→ **Written problem**
List every line in the records below that contains the string "minimize", copying each one in full.

☆ ☆ ☆

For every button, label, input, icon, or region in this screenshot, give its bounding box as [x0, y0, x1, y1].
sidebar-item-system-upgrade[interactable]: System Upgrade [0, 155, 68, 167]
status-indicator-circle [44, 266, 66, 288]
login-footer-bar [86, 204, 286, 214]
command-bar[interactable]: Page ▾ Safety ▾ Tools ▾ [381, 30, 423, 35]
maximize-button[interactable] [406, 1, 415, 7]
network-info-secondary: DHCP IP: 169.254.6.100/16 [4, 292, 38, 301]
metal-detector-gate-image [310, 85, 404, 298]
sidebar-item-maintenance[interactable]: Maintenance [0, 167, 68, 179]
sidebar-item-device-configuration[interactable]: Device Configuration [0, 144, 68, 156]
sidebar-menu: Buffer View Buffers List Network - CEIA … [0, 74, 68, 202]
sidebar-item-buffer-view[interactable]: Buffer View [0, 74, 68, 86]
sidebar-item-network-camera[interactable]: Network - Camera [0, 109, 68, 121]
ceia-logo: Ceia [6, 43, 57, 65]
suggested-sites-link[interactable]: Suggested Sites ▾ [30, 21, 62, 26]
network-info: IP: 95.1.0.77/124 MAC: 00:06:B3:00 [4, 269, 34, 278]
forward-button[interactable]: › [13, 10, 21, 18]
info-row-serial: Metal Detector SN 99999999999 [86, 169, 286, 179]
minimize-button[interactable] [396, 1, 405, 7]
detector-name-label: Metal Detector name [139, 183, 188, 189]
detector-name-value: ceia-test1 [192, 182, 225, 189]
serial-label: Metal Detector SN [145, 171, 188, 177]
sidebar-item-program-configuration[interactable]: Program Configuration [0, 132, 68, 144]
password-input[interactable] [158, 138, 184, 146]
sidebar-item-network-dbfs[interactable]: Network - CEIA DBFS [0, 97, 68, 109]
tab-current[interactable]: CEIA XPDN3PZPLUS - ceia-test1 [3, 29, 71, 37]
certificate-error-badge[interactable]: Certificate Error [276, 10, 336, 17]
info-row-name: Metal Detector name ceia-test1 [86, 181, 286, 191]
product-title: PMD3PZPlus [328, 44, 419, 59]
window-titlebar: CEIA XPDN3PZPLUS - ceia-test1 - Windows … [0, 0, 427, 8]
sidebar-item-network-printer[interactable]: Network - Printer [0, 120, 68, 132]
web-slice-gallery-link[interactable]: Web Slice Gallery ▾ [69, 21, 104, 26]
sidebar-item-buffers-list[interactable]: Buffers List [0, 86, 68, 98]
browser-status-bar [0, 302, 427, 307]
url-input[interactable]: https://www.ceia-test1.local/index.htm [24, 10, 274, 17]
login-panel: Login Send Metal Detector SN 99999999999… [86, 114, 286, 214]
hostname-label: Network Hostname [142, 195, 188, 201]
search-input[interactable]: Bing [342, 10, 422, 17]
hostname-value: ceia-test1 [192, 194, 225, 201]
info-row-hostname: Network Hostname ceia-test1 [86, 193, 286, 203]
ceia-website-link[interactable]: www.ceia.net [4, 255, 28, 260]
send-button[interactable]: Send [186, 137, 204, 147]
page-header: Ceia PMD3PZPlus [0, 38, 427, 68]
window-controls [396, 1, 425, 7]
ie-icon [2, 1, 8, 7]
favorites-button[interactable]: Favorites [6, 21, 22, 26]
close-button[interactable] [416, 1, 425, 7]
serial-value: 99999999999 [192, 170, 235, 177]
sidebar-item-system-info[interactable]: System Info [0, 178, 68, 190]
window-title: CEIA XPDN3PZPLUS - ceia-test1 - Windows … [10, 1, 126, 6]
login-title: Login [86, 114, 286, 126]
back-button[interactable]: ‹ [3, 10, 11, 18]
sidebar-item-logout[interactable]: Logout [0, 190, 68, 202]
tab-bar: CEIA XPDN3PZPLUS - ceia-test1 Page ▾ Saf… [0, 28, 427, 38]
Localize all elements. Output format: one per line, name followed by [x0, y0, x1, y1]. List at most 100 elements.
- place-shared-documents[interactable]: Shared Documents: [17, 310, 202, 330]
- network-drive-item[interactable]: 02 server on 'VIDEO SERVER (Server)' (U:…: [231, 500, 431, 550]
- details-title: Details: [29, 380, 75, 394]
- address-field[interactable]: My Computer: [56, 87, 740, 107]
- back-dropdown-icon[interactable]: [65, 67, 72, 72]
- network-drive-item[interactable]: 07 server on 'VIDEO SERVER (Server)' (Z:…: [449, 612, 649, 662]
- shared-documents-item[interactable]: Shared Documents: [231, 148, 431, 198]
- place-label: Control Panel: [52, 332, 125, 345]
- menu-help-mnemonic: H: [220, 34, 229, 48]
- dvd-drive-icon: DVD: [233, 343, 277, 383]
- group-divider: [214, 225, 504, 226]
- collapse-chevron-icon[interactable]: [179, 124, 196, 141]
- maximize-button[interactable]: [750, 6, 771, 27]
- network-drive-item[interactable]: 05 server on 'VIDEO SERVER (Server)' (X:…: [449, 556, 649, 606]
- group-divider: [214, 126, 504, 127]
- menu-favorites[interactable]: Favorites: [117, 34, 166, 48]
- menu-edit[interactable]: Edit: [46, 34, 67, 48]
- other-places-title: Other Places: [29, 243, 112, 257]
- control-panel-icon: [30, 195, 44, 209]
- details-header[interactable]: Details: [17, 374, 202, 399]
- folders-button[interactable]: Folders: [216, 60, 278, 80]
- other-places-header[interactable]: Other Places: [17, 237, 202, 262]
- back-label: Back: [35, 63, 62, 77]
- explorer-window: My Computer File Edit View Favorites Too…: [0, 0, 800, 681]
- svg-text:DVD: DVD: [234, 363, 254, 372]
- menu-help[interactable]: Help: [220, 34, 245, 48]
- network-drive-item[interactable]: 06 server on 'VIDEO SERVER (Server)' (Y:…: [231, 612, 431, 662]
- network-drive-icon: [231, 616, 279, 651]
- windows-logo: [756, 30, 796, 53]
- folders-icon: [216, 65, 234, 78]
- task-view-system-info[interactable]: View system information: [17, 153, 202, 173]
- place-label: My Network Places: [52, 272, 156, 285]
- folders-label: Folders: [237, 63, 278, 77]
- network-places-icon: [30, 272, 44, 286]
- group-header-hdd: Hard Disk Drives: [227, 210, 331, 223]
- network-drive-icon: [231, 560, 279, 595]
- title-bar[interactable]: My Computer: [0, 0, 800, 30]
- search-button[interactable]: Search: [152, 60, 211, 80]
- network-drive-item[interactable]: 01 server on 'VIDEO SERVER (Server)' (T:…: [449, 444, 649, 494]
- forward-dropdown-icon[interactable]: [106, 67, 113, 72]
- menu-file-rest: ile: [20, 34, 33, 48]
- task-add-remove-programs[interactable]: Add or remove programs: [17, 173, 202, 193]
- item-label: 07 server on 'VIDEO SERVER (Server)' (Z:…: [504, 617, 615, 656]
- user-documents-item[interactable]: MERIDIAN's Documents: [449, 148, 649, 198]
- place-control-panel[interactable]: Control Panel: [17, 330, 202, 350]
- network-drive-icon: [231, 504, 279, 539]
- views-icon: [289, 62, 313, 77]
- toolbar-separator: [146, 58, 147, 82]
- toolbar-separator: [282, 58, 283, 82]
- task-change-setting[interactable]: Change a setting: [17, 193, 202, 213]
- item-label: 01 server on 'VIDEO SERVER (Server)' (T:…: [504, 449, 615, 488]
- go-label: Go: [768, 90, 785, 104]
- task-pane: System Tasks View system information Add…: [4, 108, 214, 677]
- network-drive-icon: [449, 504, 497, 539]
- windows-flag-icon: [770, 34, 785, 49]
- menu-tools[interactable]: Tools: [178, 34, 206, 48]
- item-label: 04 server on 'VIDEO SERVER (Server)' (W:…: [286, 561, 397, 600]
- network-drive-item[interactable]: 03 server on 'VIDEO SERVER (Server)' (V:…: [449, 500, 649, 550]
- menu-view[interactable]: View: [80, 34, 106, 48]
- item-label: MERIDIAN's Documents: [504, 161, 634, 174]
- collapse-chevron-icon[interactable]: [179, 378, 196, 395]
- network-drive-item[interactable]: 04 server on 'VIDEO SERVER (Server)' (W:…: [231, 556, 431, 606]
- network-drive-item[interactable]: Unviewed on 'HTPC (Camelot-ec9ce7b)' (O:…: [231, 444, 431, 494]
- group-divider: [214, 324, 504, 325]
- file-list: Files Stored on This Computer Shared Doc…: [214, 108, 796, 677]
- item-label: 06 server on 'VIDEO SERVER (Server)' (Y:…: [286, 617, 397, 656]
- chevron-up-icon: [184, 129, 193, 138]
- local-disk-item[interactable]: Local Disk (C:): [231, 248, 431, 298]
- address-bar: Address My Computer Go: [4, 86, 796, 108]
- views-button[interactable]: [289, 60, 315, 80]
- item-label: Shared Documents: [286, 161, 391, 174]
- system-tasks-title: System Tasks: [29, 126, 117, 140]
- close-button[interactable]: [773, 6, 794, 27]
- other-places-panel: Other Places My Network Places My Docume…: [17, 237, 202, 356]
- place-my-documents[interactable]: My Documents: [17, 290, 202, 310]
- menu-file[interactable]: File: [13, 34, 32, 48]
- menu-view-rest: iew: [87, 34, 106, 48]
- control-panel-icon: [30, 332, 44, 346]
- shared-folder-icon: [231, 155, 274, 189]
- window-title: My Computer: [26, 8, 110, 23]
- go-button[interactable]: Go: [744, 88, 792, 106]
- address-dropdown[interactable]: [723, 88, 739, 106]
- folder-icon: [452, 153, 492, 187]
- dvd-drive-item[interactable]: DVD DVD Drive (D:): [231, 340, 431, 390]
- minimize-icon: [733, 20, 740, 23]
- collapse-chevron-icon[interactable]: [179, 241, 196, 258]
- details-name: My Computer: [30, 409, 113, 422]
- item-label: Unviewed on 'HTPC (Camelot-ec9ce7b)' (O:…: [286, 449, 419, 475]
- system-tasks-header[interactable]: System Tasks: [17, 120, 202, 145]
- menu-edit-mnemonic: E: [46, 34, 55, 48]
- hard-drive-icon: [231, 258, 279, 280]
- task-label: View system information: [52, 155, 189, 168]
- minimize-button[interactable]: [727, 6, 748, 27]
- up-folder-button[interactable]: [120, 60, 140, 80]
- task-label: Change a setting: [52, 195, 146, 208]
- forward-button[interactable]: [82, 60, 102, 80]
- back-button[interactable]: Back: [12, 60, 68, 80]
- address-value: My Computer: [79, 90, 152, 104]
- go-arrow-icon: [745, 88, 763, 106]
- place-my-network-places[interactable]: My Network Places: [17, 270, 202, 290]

☆ ☆ ☆

→ **Solution to the exercise**
minimize-button[interactable] [396, 1, 405, 7]
- minimize-icon: [733, 20, 740, 23]
- minimize-button[interactable]: [727, 6, 748, 27]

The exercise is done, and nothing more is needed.